RECORDS TO USE.
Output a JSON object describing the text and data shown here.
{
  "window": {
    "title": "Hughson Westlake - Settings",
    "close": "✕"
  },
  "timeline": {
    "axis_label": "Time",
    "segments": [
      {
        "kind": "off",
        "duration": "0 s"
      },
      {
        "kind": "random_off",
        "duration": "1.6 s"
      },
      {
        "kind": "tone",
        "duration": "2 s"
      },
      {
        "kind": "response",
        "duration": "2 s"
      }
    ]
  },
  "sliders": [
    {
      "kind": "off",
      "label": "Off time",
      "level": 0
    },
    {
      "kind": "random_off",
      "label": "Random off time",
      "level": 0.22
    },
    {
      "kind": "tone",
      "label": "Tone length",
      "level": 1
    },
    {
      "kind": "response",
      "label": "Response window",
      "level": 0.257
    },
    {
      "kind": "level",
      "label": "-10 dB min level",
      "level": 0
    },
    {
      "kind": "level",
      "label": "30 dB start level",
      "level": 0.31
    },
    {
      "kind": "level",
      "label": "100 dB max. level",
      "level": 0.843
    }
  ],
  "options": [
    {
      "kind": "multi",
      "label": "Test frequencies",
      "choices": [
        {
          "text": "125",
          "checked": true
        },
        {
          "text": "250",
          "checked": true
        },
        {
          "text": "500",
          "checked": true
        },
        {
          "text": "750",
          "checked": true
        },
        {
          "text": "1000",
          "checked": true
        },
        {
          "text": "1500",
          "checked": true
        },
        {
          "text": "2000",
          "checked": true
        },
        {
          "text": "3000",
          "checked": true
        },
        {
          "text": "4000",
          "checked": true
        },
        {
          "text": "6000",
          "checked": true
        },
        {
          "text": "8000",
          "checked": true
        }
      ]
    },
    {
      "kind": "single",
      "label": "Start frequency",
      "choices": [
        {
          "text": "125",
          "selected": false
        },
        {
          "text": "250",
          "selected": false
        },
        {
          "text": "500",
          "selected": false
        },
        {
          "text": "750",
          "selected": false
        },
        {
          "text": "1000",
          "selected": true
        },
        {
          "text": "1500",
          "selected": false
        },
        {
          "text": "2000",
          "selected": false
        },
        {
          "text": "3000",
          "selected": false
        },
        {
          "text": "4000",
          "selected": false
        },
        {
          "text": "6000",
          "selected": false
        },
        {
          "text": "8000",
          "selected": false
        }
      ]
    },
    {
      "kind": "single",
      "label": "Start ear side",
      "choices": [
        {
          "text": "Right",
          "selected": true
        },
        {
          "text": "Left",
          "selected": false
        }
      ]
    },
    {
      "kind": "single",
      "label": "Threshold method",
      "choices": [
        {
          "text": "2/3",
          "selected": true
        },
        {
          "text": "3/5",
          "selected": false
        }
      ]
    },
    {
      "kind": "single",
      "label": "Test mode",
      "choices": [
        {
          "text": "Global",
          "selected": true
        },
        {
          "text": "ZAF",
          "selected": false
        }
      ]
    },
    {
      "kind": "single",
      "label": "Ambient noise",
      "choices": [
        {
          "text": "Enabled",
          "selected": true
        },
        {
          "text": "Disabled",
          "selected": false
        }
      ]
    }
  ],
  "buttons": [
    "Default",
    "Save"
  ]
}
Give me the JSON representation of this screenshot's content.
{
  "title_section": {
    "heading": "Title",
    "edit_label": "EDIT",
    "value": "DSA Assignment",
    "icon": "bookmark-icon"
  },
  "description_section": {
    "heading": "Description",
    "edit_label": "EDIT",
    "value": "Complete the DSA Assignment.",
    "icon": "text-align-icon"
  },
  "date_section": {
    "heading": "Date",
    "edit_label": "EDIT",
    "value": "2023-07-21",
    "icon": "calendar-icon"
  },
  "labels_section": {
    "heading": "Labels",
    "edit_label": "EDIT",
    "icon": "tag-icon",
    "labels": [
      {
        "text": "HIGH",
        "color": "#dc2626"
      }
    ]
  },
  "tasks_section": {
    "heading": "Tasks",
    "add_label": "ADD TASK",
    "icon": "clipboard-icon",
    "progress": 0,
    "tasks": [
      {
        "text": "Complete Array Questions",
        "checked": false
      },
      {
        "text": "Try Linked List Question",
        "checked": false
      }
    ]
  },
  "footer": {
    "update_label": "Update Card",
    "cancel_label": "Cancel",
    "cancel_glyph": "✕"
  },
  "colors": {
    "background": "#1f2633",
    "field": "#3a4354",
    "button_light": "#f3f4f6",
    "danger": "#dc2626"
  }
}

REQUIRED WORK. Extract each line holding the string "heading".

RESPONSE TO THIS TASK.
    "heading": "Title",
    "heading": "Description",
    "heading": "Date",
    "heading": "Labels",
    "heading": "Tasks",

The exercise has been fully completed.